** Task to carry out **
Every record must be repeated exactly; omit any pictures they contain.

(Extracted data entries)
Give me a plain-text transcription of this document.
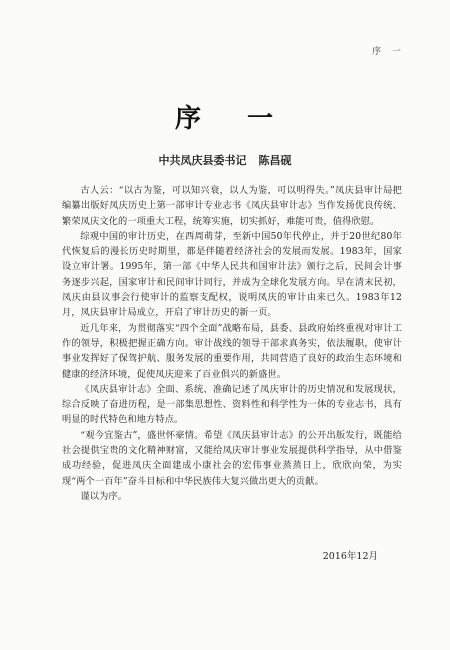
序　一
序 一
中共凤庆县委书记 陈昌砚

古人云：“以古为鉴，可以知兴衰，以人为鉴，可以明得失。”凤庆县审计局把编纂出版好凤庆历史上第一部审计专业志书《凤庆县审计志》当作发扬优良传统、繁荣凤庆文化的一项重大工程，统筹实施，切实抓好，难能可贵，值得欣慰。

综观中国的审计历史，在西周萌芽，至新中国50年代停止，并于20世纪80年代恢复后的漫长历史时期里，都是伴随着经济社会的发展而发展。1983年，国家设立审计署。1995年，第一部《中华人民共和国审计法》颁行之后，民间会计事务逐步兴起，国家审计和民间审计同行，并成为全球化发展方向。早在清末民初，凤庆由县议事会行使审计的监察支配权，说明凤庆的审计由来已久。1983年12月，凤庆县审计局成立，开启了审计历史的新一页。

近几年来，为贯彻落实“四个全面”战略布局，县委、县政府始终重视对审计工作的领导，积极把握正确方向。审计战线的领导干部求真务实，依法履职，使审计事业发挥好了保驾护航、服务发展的重要作用，共同营造了良好的政治生态环境和健康的经济环境，促使凤庆迎来了百业俱兴的新盛世。

《凤庆县审计志》全面、系统、准确记述了凤庆审计的历史情况和发展现状，综合反映了奋进历程，是一部集思想性、资料性和科学性为一体的专业志书，具有明显的时代特色和地方特点。

“观今宜鉴古”，盛世怀豪情。希望《凤庆县审计志》的公开出版发行，既能给社会提供宝贵的文化精神财富，又能给凤庆审计事业发展提供科学指导，从中借鉴成功经验，促进凤庆全面建成小康社会的宏伟事业蒸蒸日上，欣欣向荣，为实现“两个一百年”奋斗目标和中华民族伟大复兴做出更大的贡献。

谨以为序。

2016年12月
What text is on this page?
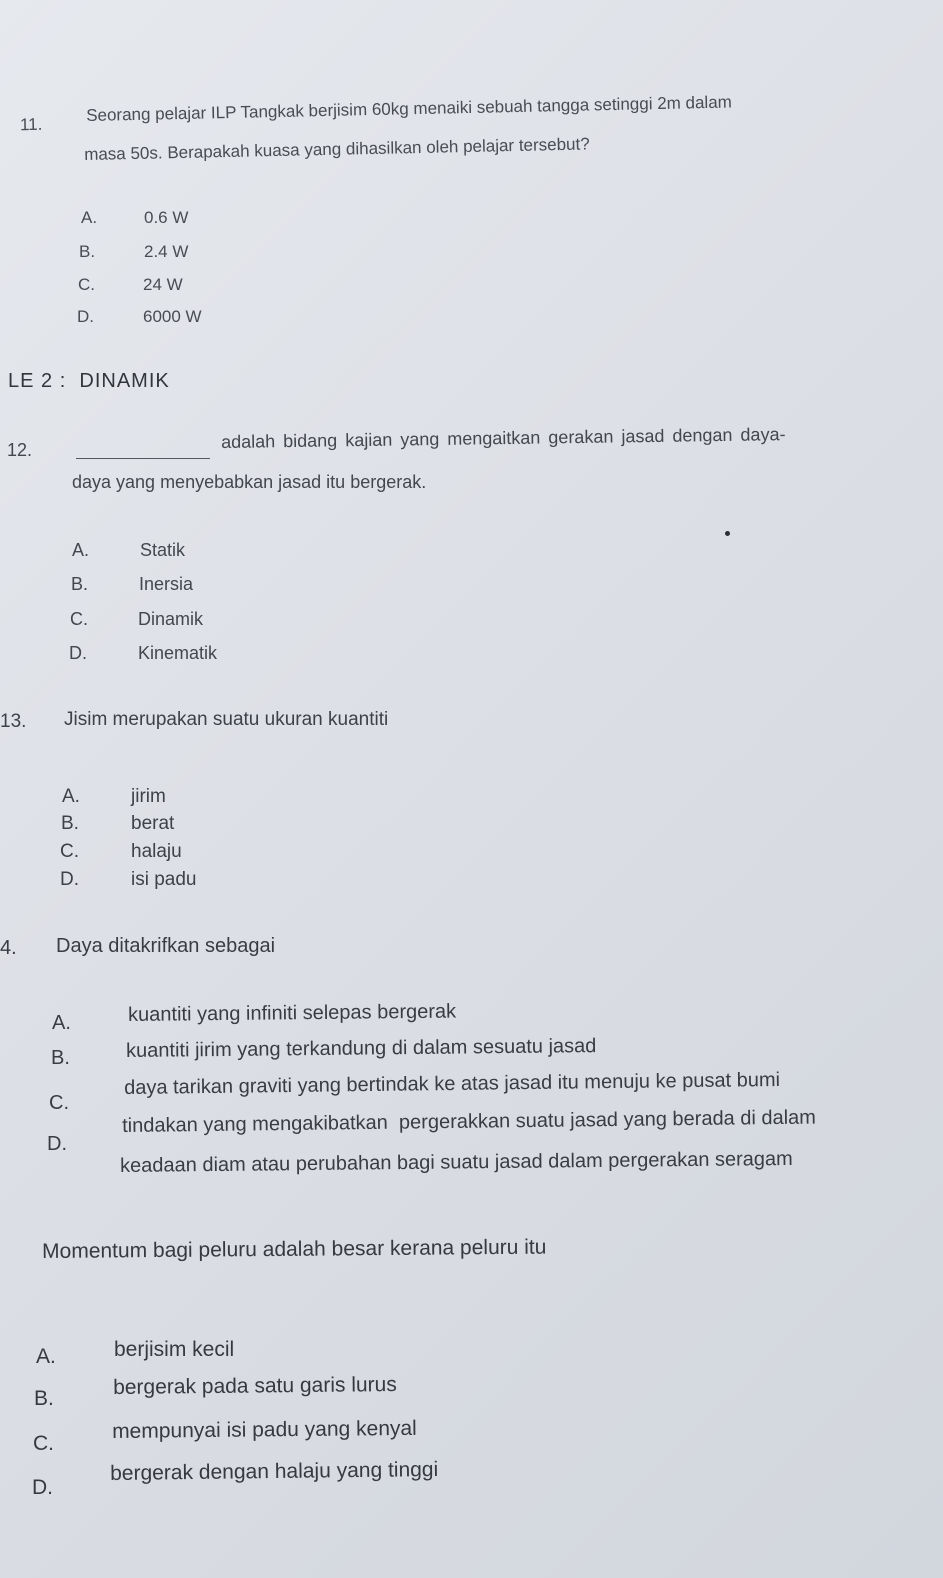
11.	Seorang pelajar ILP Tangkak berjisim 60kg menaiki sebuah tangga setinggi 2m dalam
masa 50s. Berapakah kuasa yang dihasilkan oleh pelajar tersebut?
A.	0.6 W
B.	2.4 W
C.	24 W
D.	6000 W
LE 2 :  DINAMIK
12.	adalah bidang kajian yang mengaitkan gerakan jasad dengan daya-
daya yang menyebabkan jasad itu bergerak.
A.	Statik
B.	Inersia
C.	Dinamik
D.	Kinematik
13. Jisim merupakan suatu ukuran kuantiti
A.	jirim
B.	berat
C.	halaju
D.	isi padu
4. Daya ditakrifkan sebagai
A.	kuantiti yang infiniti selepas bergerak
B.	kuantiti jirim yang terkandung di dalam sesuatu jasad
C.
daya tarikan graviti yang bertindak ke atas jasad itu menuju ke pusat bumi
D.
tindakan yang mengakibatkan  pergerakkan suatu jasad yang berada di dalam
keadaan diam atau perubahan bagi suatu jasad dalam pergerakan seragam
Momentum bagi peluru adalah besar kerana peluru itu
A.	berjisim kecil
B.	bergerak pada satu garis lurus
C.
mempunyai isi padu yang kenyal
D.
bergerak dengan halaju yang tinggi
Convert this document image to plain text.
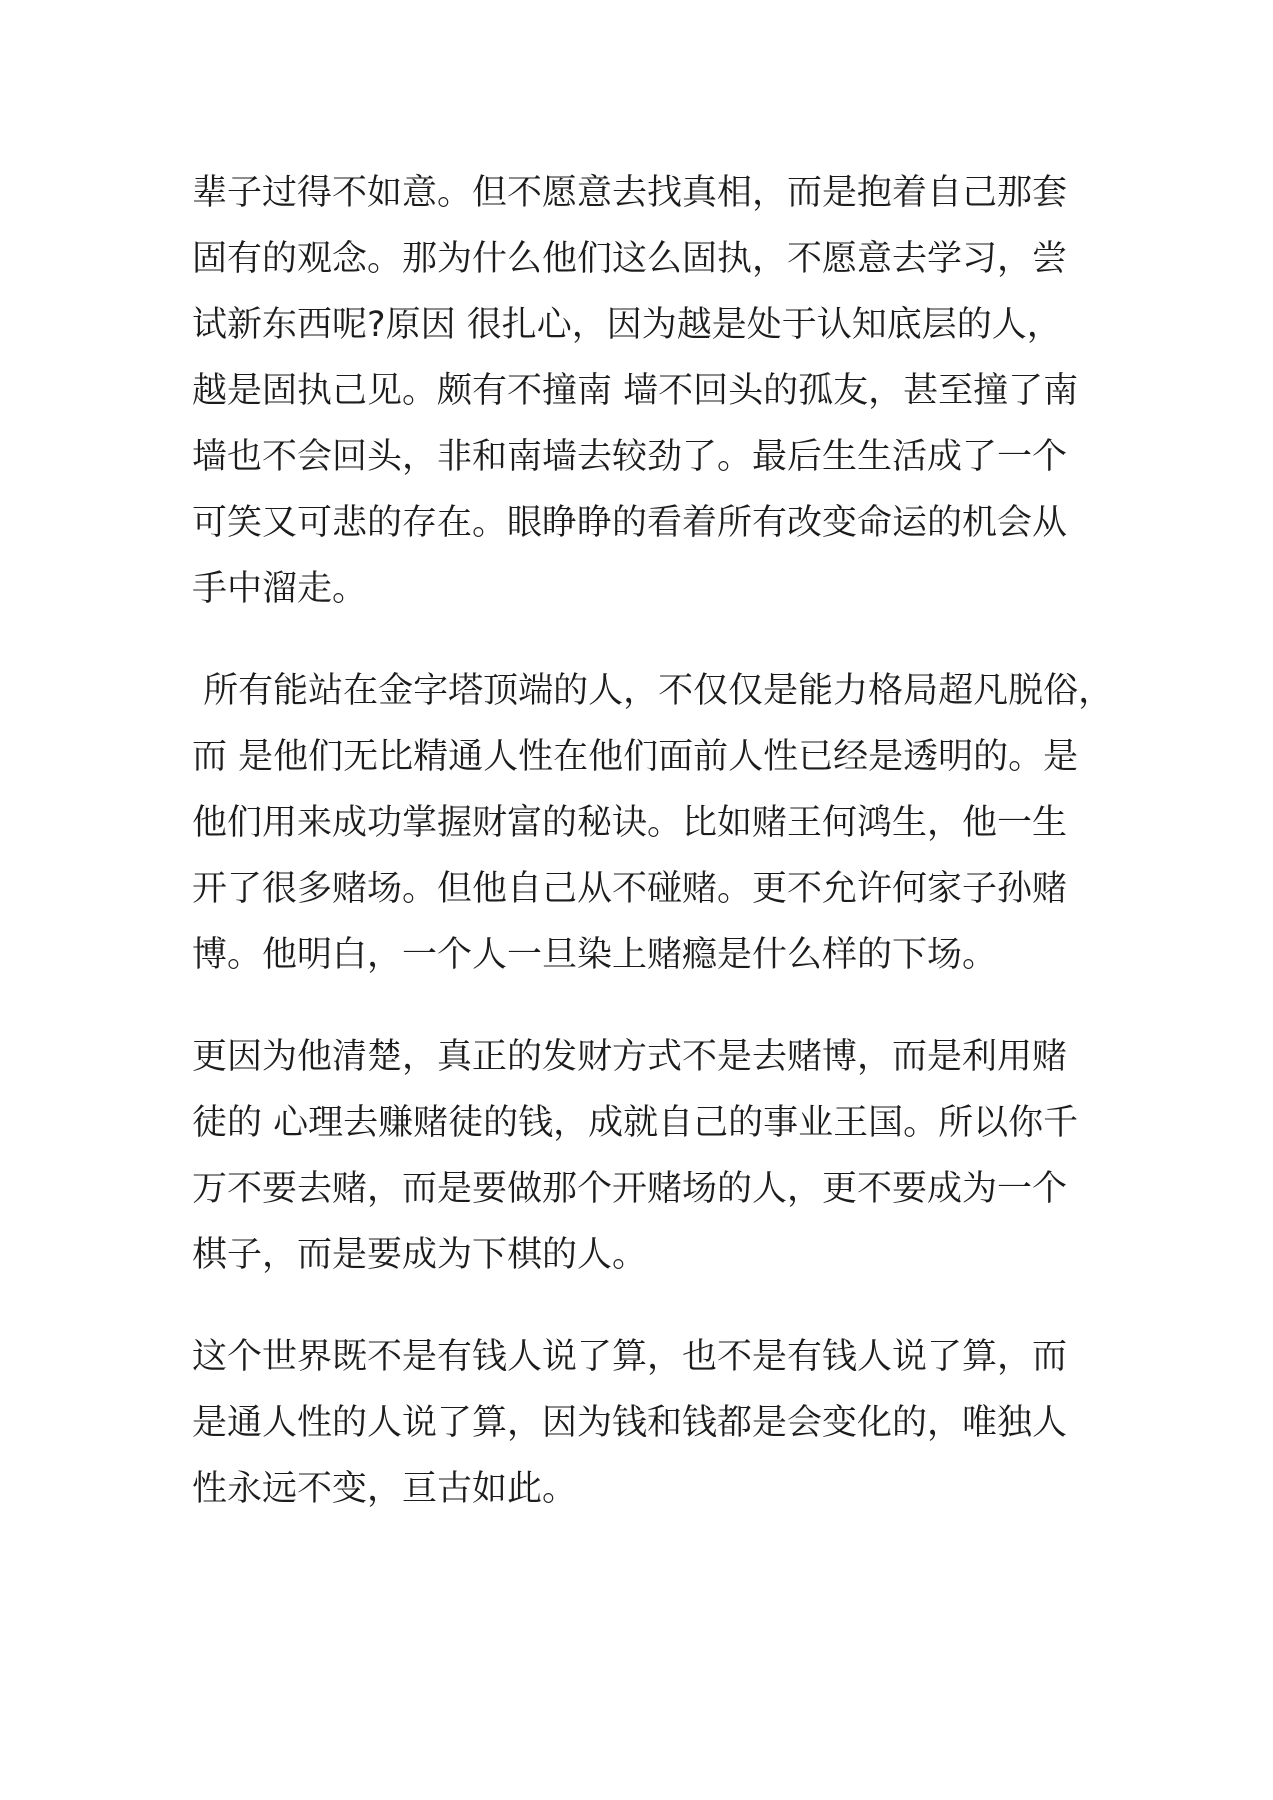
辈子过得不如意。但不愿意去找真相，而是抱着自己那套
固有的观念。那为什么他们这么固执，不愿意去学习，尝
试新东西呢?原因 很扎心，因为越是处于认知底层的人，
越是固执己见。颇有不撞南 墙不回头的孤友，甚至撞了南
墙也不会回头，非和南墙去较劲了。最后生生活成了一个
可笑又可悲的存在。眼睁睁的看着所有改变命运的机会从
手中溜走。
所有能站在金字塔顶端的人，不仅仅是能力格局超凡脱俗，
而 是他们无比精通人性在他们面前人性已经是透明的。是
他们用来成功掌握财富的秘诀。比如赌王何鸿生，他一生
开了很多赌场。但他自己从不碰赌。更不允许何家子孙赌
博。他明白，一个人一旦染上赌瘾是什么样的下场。
更因为他清楚，真正的发财方式不是去赌博，而是利用赌
徒的 心理去赚赌徒的钱，成就自己的事业王国。所以你千
万不要去赌，而是要做那个开赌场的人，更不要成为一个
棋子，而是要成为下棋的人。
这个世界既不是有钱人说了算，也不是有钱人说了算，而
是通人性的人说了算，因为钱和钱都是会变化的，唯独人
性永远不变，亘古如此。
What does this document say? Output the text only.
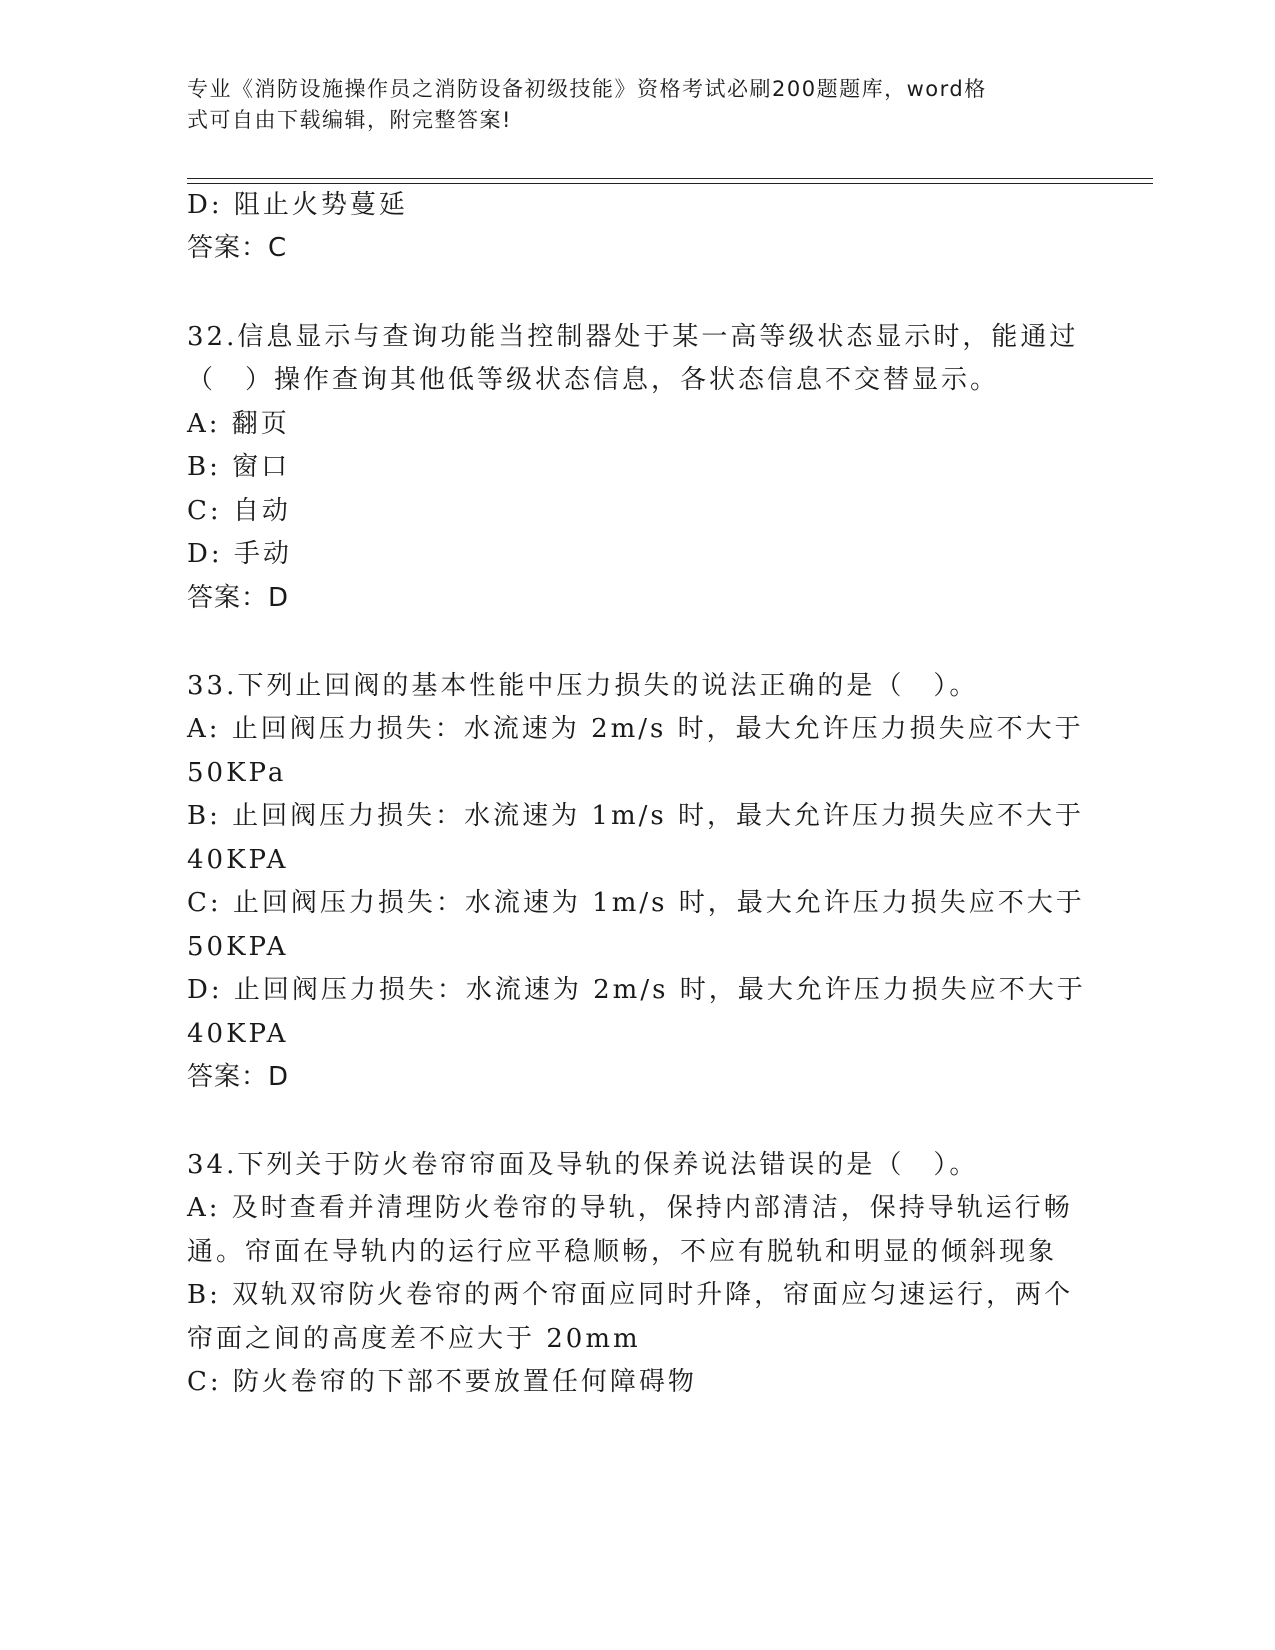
专业《消防设施操作员之消防设备初级技能》资格考试必刷200题题库，word格
式可自由下载编辑，附完整答案!
D: 阻止火势蔓延
答案：C
32.信息显示与查询功能当控制器处于某一高等级状态显示时，能通过
（　）操作查询其他低等级状态信息，各状态信息不交替显示。
A: 翻页
B: 窗口
C: 自动
D: 手动
答案：D
33.下列止回阀的基本性能中压力损失的说法正确的是（　）。
A: 止回阀压力损失：水流速为 2m/s 时，最大允许压力损失应不大于
50KPa
B: 止回阀压力损失：水流速为 1m/s 时，最大允许压力损失应不大于
40KPA
C: 止回阀压力损失：水流速为 1m/s 时，最大允许压力损失应不大于
50KPA
D: 止回阀压力损失：水流速为 2m/s 时，最大允许压力损失应不大于
40KPA
答案：D
34.下列关于防火卷帘帘面及导轨的保养说法错误的是（　）。
A: 及时查看并清理防火卷帘的导轨，保持内部清洁，保持导轨运行畅
通。帘面在导轨内的运行应平稳顺畅，不应有脱轨和明显的倾斜现象
B: 双轨双帘防火卷帘的两个帘面应同时升降，帘面应匀速运行，两个
帘面之间的高度差不应大于 20mm
C: 防火卷帘的下部不要放置任何障碍物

** Full output **
Give me a plain-text transcription of this document.
序　一
序 一
中共凤庆县委书记 陈昌砚

古人云：“以古为鉴，可以知兴衰，以人为鉴，可以明得失。”凤庆县审计局把编纂出版好凤庆历史上第一部审计专业志书《凤庆县审计志》当作发扬优良传统、繁荣凤庆文化的一项重大工程，统筹实施，切实抓好，难能可贵，值得欣慰。

综观中国的审计历史，在西周萌芽，至新中国50年代停止，并于20世纪80年代恢复后的漫长历史时期里，都是伴随着经济社会的发展而发展。1983年，国家设立审计署。1995年，第一部《中华人民共和国审计法》颁行之后，民间会计事务逐步兴起，国家审计和民间审计同行，并成为全球化发展方向。早在清末民初，凤庆由县议事会行使审计的监察支配权，说明凤庆的审计由来已久。1983年12月，凤庆县审计局成立，开启了审计历史的新一页。

近几年来，为贯彻落实“四个全面”战略布局，县委、县政府始终重视对审计工作的领导，积极把握正确方向。审计战线的领导干部求真务实，依法履职，使审计事业发挥好了保驾护航、服务发展的重要作用，共同营造了良好的政治生态环境和健康的经济环境，促使凤庆迎来了百业俱兴的新盛世。

《凤庆县审计志》全面、系统、准确记述了凤庆审计的历史情况和发展现状，综合反映了奋进历程，是一部集思想性、资料性和科学性为一体的专业志书，具有明显的时代特色和地方特点。

“观今宜鉴古”，盛世怀豪情。希望《凤庆县审计志》的公开出版发行，既能给社会提供宝贵的文化精神财富，又能给凤庆审计事业发展提供科学指导，从中借鉴成功经验，促进凤庆全面建成小康社会的宏伟事业蒸蒸日上，欣欣向荣，为实现“两个一百年”奋斗目标和中华民族伟大复兴做出更大的贡献。

谨以为序。

2016年12月
What text is on this page?
11.	Seorang pelajar ILP Tangkak berjisim 60kg menaiki sebuah tangga setinggi 2m dalam
masa 50s. Berapakah kuasa yang dihasilkan oleh pelajar tersebut?
A.	0.6 W
B.	2.4 W
C.	24 W
D.	6000 W
LE 2 :  DINAMIK
12.	adalah bidang kajian yang mengaitkan gerakan jasad dengan daya-
daya yang menyebabkan jasad itu bergerak.
A.	Statik
B.	Inersia
C.	Dinamik
D.	Kinematik
13. Jisim merupakan suatu ukuran kuantiti
A.	jirim
B.	berat
C.	halaju
D.	isi padu
4. Daya ditakrifkan sebagai
A.	kuantiti yang infiniti selepas bergerak
B.	kuantiti jirim yang terkandung di dalam sesuatu jasad
C.
daya tarikan graviti yang bertindak ke atas jasad itu menuju ke pusat bumi
D.
tindakan yang mengakibatkan  pergerakkan suatu jasad yang berada di dalam
keadaan diam atau perubahan bagi suatu jasad dalam pergerakan seragam
Momentum bagi peluru adalah besar kerana peluru itu
A.	berjisim kecil
B.	bergerak pada satu garis lurus
C.
mempunyai isi padu yang kenyal
D.
bergerak dengan halaju yang tinggi
Convert this document image to plain text.
辈子过得不如意。但不愿意去找真相，而是抱着自己那套
固有的观念。那为什么他们这么固执，不愿意去学习，尝
试新东西呢?原因 很扎心，因为越是处于认知底层的人，
越是固执己见。颇有不撞南 墙不回头的孤友，甚至撞了南
墙也不会回头，非和南墙去较劲了。最后生生活成了一个
可笑又可悲的存在。眼睁睁的看着所有改变命运的机会从
手中溜走。
所有能站在金字塔顶端的人，不仅仅是能力格局超凡脱俗，
而 是他们无比精通人性在他们面前人性已经是透明的。是
他们用来成功掌握财富的秘诀。比如赌王何鸿生，他一生
开了很多赌场。但他自己从不碰赌。更不允许何家子孙赌
博。他明白，一个人一旦染上赌瘾是什么样的下场。
更因为他清楚，真正的发财方式不是去赌博，而是利用赌
徒的 心理去赚赌徒的钱，成就自己的事业王国。所以你千
万不要去赌，而是要做那个开赌场的人，更不要成为一个
棋子，而是要成为下棋的人。
这个世界既不是有钱人说了算，也不是有钱人说了算，而
是通人性的人说了算，因为钱和钱都是会变化的，唯独人
性永远不变，亘古如此。
What does this document say? Output the text only.
专业《消防设施操作员之消防设备初级技能》资格考试必刷200题题库，word格
式可自由下载编辑，附完整答案!
D: 阻止火势蔓延
答案：C
32.信息显示与查询功能当控制器处于某一高等级状态显示时，能通过
（　）操作查询其他低等级状态信息，各状态信息不交替显示。
A: 翻页
B: 窗口
C: 自动
D: 手动
答案：D
33.下列止回阀的基本性能中压力损失的说法正确的是（　）。
A: 止回阀压力损失：水流速为 2m/s 时，最大允许压力损失应不大于
50KPa
B: 止回阀压力损失：水流速为 1m/s 时，最大允许压力损失应不大于
40KPA
C: 止回阀压力损失：水流速为 1m/s 时，最大允许压力损失应不大于
50KPA
D: 止回阀压力损失：水流速为 2m/s 时，最大允许压力损失应不大于
40KPA
答案：D
34.下列关于防火卷帘帘面及导轨的保养说法错误的是（　）。
A: 及时查看并清理防火卷帘的导轨，保持内部清洁，保持导轨运行畅
通。帘面在导轨内的运行应平稳顺畅，不应有脱轨和明显的倾斜现象
B: 双轨双帘防火卷帘的两个帘面应同时升降，帘面应匀速运行，两个
帘面之间的高度差不应大于 20mm
C: 防火卷帘的下部不要放置任何障碍物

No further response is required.